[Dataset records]

- - -

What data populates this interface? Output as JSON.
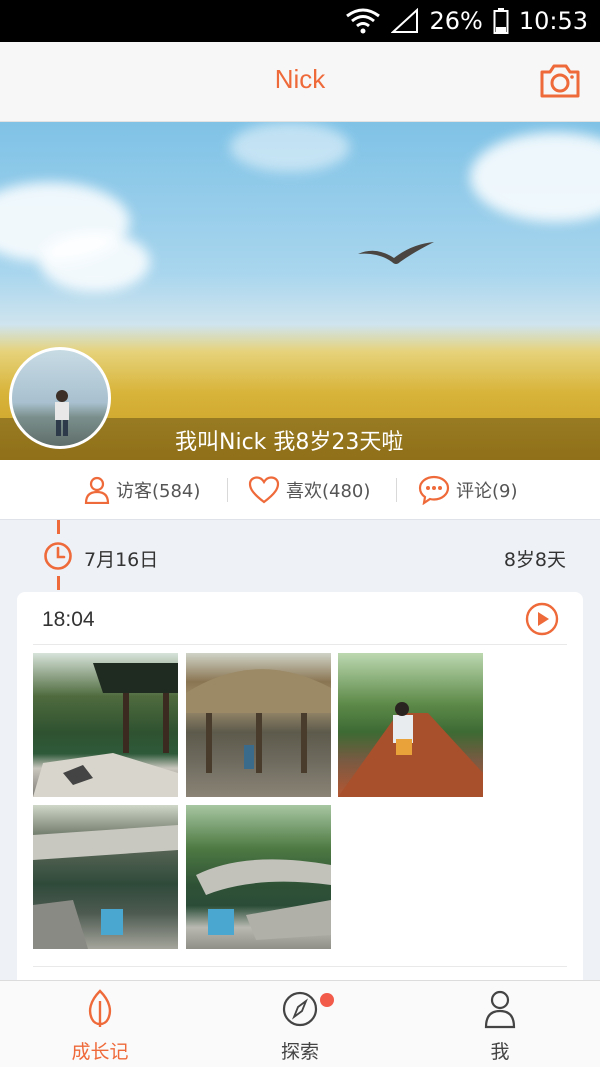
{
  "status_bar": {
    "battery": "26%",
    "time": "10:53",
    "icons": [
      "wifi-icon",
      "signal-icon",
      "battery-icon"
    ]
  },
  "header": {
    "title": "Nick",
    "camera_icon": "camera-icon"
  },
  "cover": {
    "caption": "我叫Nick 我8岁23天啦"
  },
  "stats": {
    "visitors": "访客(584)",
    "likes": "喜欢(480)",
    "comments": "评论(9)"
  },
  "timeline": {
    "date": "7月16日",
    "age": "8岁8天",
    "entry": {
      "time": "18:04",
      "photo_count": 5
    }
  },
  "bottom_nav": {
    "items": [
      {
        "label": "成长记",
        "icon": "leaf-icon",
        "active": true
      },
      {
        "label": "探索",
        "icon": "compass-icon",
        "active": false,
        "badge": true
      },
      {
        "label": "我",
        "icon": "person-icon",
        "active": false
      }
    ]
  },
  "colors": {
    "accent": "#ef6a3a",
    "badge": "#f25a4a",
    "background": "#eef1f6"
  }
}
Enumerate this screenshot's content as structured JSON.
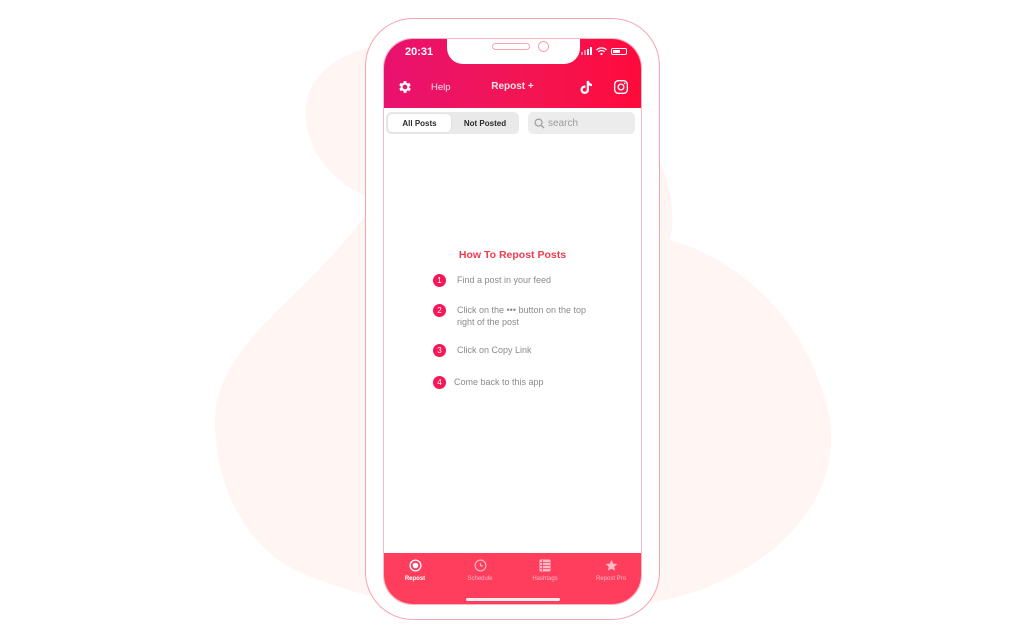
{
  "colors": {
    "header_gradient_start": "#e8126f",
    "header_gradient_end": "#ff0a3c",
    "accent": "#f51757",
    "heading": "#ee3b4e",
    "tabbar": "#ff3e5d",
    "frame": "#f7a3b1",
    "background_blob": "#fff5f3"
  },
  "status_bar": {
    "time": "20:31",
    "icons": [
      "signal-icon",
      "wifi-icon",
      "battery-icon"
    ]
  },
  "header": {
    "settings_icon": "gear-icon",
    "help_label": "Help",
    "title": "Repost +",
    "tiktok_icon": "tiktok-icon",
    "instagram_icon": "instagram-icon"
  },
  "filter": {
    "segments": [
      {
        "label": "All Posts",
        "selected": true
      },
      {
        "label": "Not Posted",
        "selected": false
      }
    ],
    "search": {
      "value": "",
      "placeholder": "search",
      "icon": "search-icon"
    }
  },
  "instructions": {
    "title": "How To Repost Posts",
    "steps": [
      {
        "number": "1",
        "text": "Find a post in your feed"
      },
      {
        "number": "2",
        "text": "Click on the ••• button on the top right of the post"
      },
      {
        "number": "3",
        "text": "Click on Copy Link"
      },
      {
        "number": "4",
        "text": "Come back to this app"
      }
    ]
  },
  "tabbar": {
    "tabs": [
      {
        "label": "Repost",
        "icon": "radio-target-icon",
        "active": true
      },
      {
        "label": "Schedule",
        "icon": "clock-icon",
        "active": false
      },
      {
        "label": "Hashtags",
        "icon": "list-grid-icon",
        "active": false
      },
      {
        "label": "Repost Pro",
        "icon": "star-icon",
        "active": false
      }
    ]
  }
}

- - -

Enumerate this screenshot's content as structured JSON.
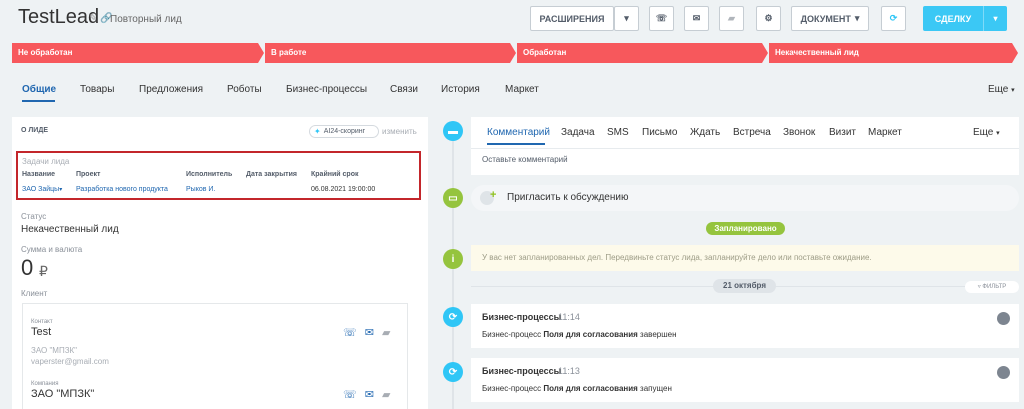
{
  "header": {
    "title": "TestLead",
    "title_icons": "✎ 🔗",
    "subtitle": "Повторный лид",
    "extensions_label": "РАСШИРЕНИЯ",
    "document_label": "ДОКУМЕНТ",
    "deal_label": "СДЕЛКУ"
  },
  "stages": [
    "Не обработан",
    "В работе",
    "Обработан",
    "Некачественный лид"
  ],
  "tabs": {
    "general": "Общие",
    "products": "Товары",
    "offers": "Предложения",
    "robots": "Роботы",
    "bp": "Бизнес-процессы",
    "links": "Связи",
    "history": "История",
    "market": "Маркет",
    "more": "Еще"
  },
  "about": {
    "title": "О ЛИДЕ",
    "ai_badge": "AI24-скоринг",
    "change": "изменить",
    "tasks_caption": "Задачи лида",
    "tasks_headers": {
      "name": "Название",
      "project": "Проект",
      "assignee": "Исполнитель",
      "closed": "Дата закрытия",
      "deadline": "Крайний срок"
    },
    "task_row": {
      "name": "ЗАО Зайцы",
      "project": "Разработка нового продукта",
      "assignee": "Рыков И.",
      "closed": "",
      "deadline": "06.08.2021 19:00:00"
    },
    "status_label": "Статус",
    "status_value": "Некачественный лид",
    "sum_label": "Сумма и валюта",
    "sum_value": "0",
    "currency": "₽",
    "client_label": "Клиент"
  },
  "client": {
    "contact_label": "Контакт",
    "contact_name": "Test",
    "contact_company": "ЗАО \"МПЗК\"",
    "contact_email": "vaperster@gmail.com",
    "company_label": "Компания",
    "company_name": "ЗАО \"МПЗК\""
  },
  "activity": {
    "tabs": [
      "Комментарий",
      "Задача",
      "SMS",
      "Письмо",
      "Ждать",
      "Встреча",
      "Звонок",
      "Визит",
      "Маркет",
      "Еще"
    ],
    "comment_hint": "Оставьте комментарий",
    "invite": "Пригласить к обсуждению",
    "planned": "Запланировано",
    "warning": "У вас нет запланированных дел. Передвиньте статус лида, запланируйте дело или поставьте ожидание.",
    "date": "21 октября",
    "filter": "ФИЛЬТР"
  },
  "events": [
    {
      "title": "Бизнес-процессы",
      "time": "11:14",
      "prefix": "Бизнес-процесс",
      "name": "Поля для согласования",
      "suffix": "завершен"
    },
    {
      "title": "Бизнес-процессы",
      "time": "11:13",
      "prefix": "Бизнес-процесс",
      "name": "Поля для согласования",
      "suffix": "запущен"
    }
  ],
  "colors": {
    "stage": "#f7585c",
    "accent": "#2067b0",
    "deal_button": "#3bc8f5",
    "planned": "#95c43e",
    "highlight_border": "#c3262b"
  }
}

- - -

• [Goal of the exercise]: Look through the data above. Find each line with the string "лида" and copy it.

• [Full output]:
    "tasks_caption": "Задачи лида",
    "warning": "У вас нет запланированных дел. Передвиньте статус лида, запланируйте дело или поставьте ожидание.",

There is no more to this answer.